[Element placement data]
---

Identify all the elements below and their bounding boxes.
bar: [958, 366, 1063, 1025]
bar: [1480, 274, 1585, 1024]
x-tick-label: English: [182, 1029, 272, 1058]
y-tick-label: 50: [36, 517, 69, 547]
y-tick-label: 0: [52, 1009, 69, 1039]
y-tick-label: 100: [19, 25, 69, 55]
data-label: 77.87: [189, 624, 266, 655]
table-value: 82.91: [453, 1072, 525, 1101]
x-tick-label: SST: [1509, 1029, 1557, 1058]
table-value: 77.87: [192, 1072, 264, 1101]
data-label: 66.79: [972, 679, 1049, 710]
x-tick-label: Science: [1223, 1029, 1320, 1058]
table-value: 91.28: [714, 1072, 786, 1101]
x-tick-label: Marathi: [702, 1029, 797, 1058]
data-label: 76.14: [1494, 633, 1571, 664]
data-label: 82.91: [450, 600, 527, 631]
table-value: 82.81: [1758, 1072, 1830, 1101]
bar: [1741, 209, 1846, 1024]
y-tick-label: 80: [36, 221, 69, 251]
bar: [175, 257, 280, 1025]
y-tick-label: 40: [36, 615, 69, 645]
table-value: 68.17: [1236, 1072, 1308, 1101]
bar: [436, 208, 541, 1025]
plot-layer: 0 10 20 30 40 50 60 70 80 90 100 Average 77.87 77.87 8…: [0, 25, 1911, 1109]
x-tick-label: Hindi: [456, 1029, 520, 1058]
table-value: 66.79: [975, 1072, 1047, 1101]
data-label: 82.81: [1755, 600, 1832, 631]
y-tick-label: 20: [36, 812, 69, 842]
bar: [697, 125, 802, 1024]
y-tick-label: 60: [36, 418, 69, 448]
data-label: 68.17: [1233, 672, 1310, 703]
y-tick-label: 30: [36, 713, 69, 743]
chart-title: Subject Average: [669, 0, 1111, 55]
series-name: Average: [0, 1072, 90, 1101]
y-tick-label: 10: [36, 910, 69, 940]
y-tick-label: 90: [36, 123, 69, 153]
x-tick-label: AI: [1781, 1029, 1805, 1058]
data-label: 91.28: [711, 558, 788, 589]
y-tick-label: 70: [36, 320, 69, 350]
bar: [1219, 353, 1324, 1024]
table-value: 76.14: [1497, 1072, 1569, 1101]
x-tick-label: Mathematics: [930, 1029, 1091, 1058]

---

> _Exercise instructions_:
Please write out the data above word for word, everything from its first line down to the line containing "bar: [1219, 353, 1324, 1024]", including both of those lines.

> _Task result_:
Identify all the elements below and their bounding boxes.
bar: [958, 366, 1063, 1025]
bar: [1480, 274, 1585, 1024]
x-tick-label: English: [182, 1029, 272, 1058]
y-tick-label: 50: [36, 517, 69, 547]
y-tick-label: 0: [52, 1009, 69, 1039]
y-tick-label: 100: [19, 25, 69, 55]
data-label: 77.87: [189, 624, 266, 655]
table-value: 82.91: [453, 1072, 525, 1101]
x-tick-label: SST: [1509, 1029, 1557, 1058]
table-value: 77.87: [192, 1072, 264, 1101]
data-label: 66.79: [972, 679, 1049, 710]
x-tick-label: Science: [1223, 1029, 1320, 1058]
table-value: 91.28: [714, 1072, 786, 1101]
x-tick-label: Marathi: [702, 1029, 797, 1058]
data-label: 76.14: [1494, 633, 1571, 664]
data-label: 82.91: [450, 600, 527, 631]
table-value: 82.81: [1758, 1072, 1830, 1101]
bar: [1741, 209, 1846, 1024]
y-tick-label: 80: [36, 221, 69, 251]
bar: [175, 257, 280, 1025]
y-tick-label: 40: [36, 615, 69, 645]
table-value: 68.17: [1236, 1072, 1308, 1101]
bar: [436, 208, 541, 1025]
plot-layer: 0 10 20 30 40 50 60 70 80 90 100 Average 77.87 77.87 8…: [0, 25, 1911, 1109]
x-tick-label: Hindi: [456, 1029, 520, 1058]
table-value: 66.79: [975, 1072, 1047, 1101]
data-label: 82.81: [1755, 600, 1832, 631]
y-tick-label: 20: [36, 812, 69, 842]
bar: [697, 125, 802, 1024]
y-tick-label: 60: [36, 418, 69, 448]
data-label: 68.17: [1233, 672, 1310, 703]
y-tick-label: 30: [36, 713, 69, 743]
chart-title: Subject Average: [669, 0, 1111, 55]
series-name: Average: [0, 1072, 90, 1101]
y-tick-label: 10: [36, 910, 69, 940]
y-tick-label: 90: [36, 123, 69, 153]
x-tick-label: AI: [1781, 1029, 1805, 1058]
data-label: 91.28: [711, 558, 788, 589]
y-tick-label: 70: [36, 320, 69, 350]
bar: [1219, 353, 1324, 1024]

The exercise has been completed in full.